EXERCISE INSTRUCTIONS >>
Update the records from the start down to the line containing "add-row-icon[interactable] xyxy=(12,88,30,106)" by putting "Sales Order" wherever "Purchase Order" appears. Leave everything else unchanged and return only those lines.

Collected data >>
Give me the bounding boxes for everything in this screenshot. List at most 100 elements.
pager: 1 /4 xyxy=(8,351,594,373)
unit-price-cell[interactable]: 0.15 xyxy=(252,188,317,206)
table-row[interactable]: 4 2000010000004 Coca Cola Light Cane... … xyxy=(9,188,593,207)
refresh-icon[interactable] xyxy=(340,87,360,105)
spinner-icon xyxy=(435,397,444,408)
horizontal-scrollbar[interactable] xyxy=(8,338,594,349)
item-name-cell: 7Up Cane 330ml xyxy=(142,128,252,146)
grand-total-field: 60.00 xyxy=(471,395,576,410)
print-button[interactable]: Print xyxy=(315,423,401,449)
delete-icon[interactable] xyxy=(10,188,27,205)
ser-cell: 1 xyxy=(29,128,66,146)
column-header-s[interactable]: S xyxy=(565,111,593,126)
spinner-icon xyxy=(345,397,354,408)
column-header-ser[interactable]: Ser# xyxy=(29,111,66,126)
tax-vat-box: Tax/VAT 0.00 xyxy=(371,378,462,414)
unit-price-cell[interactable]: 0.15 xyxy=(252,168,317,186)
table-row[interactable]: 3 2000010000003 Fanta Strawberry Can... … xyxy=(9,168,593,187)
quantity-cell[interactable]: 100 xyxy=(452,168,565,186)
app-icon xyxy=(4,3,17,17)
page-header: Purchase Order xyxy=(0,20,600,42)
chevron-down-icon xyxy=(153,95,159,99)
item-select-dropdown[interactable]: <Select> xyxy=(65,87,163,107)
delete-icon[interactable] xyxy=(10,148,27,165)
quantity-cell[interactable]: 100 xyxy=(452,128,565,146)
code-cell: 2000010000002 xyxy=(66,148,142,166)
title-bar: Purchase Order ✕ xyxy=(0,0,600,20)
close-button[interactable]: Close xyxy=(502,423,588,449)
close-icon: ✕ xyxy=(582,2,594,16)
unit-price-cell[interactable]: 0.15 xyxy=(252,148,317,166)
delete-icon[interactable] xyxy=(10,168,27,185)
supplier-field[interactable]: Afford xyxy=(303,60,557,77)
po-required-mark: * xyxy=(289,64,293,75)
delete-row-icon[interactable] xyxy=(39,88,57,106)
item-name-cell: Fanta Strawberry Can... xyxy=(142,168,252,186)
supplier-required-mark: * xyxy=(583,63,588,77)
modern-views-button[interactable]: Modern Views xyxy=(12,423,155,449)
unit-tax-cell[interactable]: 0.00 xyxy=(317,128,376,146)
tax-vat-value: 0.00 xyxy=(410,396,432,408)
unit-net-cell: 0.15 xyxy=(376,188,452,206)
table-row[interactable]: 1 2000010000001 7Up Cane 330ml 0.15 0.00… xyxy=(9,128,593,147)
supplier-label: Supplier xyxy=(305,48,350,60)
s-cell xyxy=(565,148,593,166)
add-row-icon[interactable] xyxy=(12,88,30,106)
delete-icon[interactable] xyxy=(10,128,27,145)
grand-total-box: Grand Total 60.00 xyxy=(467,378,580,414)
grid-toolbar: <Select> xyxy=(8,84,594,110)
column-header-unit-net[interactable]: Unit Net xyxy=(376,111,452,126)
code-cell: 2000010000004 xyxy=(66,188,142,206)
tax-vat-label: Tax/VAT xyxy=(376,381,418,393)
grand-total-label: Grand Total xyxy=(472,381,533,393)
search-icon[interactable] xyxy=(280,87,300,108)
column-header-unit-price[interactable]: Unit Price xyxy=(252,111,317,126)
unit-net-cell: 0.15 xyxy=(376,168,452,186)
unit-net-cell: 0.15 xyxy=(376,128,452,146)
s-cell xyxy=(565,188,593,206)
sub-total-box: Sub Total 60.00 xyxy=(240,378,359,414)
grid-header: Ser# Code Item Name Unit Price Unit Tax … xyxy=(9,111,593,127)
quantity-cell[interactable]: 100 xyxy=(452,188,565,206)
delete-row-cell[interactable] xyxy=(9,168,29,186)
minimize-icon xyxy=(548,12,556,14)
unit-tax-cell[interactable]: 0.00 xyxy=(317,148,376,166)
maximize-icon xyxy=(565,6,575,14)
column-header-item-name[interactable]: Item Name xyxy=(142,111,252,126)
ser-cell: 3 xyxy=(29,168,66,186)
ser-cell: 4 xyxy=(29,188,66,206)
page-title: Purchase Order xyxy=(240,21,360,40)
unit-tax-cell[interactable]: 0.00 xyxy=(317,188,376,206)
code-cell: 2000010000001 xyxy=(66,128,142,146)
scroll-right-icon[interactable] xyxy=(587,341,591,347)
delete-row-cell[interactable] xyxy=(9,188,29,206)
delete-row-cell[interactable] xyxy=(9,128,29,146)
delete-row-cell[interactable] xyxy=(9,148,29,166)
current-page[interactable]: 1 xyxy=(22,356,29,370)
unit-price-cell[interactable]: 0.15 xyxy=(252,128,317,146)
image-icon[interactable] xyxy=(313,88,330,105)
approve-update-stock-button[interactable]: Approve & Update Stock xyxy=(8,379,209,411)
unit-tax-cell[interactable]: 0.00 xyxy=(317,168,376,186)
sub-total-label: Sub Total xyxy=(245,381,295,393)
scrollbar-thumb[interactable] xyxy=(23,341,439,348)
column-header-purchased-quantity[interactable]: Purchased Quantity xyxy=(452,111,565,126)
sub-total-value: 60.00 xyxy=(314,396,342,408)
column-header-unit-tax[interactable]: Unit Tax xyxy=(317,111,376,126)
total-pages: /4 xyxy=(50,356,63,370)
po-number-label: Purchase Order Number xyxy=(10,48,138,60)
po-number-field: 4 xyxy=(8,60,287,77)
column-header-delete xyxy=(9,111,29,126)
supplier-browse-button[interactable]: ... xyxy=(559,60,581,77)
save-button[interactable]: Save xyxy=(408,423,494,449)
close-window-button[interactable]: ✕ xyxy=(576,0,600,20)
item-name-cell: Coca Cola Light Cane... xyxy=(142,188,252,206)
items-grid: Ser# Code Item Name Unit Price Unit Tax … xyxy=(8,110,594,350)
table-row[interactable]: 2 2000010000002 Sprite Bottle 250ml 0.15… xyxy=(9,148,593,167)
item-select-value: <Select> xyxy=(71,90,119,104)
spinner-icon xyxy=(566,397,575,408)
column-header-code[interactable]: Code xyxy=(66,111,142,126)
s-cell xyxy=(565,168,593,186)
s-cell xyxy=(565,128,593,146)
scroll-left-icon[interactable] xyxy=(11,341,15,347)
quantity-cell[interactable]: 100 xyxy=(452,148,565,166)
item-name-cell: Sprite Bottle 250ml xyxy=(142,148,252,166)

TASK RESULT >>
Give me the bounding boxes for everything in this screenshot. List at most 100 elements.
pager: 1 /4 xyxy=(8,351,594,373)
unit-price-cell[interactable]: 0.15 xyxy=(252,188,317,206)
table-row[interactable]: 4 2000010000004 Coca Cola Light Cane... … xyxy=(9,188,593,207)
refresh-icon[interactable] xyxy=(340,87,360,105)
spinner-icon xyxy=(435,397,444,408)
horizontal-scrollbar[interactable] xyxy=(8,338,594,349)
item-name-cell: 7Up Cane 330ml xyxy=(142,128,252,146)
grand-total-field: 60.00 xyxy=(471,395,576,410)
print-button[interactable]: Print xyxy=(315,423,401,449)
delete-icon[interactable] xyxy=(10,188,27,205)
ser-cell: 1 xyxy=(29,128,66,146)
column-header-s[interactable]: S xyxy=(565,111,593,126)
spinner-icon xyxy=(345,397,354,408)
column-header-ser[interactable]: Ser# xyxy=(29,111,66,126)
tax-vat-box: Tax/VAT 0.00 xyxy=(371,378,462,414)
unit-price-cell[interactable]: 0.15 xyxy=(252,168,317,186)
table-row[interactable]: 3 2000010000003 Fanta Strawberry Can... … xyxy=(9,168,593,187)
quantity-cell[interactable]: 100 xyxy=(452,168,565,186)
app-icon xyxy=(4,3,17,17)
page-header: Sales Order xyxy=(0,20,600,42)
chevron-down-icon xyxy=(153,95,159,99)
item-select-dropdown[interactable]: <Select> xyxy=(65,87,163,107)
delete-icon[interactable] xyxy=(10,148,27,165)
quantity-cell[interactable]: 100 xyxy=(452,128,565,146)
code-cell: 2000010000002 xyxy=(66,148,142,166)
title-bar: Sales Order ✕ xyxy=(0,0,600,20)
close-button[interactable]: Close xyxy=(502,423,588,449)
close-icon: ✕ xyxy=(582,2,594,16)
unit-price-cell[interactable]: 0.15 xyxy=(252,148,317,166)
delete-icon[interactable] xyxy=(10,168,27,185)
supplier-field[interactable]: Afford xyxy=(303,60,557,77)
po-required-mark: * xyxy=(289,64,293,75)
delete-row-icon[interactable] xyxy=(39,88,57,106)
item-name-cell: Fanta Strawberry Can... xyxy=(142,168,252,186)
supplier-required-mark: * xyxy=(583,63,588,77)
modern-views-button[interactable]: Modern Views xyxy=(12,423,155,449)
unit-tax-cell[interactable]: 0.00 xyxy=(317,128,376,146)
tax-vat-value: 0.00 xyxy=(410,396,432,408)
unit-net-cell: 0.15 xyxy=(376,188,452,206)
table-row[interactable]: 1 2000010000001 7Up Cane 330ml 0.15 0.00… xyxy=(9,128,593,147)
supplier-label: Supplier xyxy=(305,48,350,60)
s-cell xyxy=(565,148,593,166)
add-row-icon[interactable] xyxy=(12,88,30,106)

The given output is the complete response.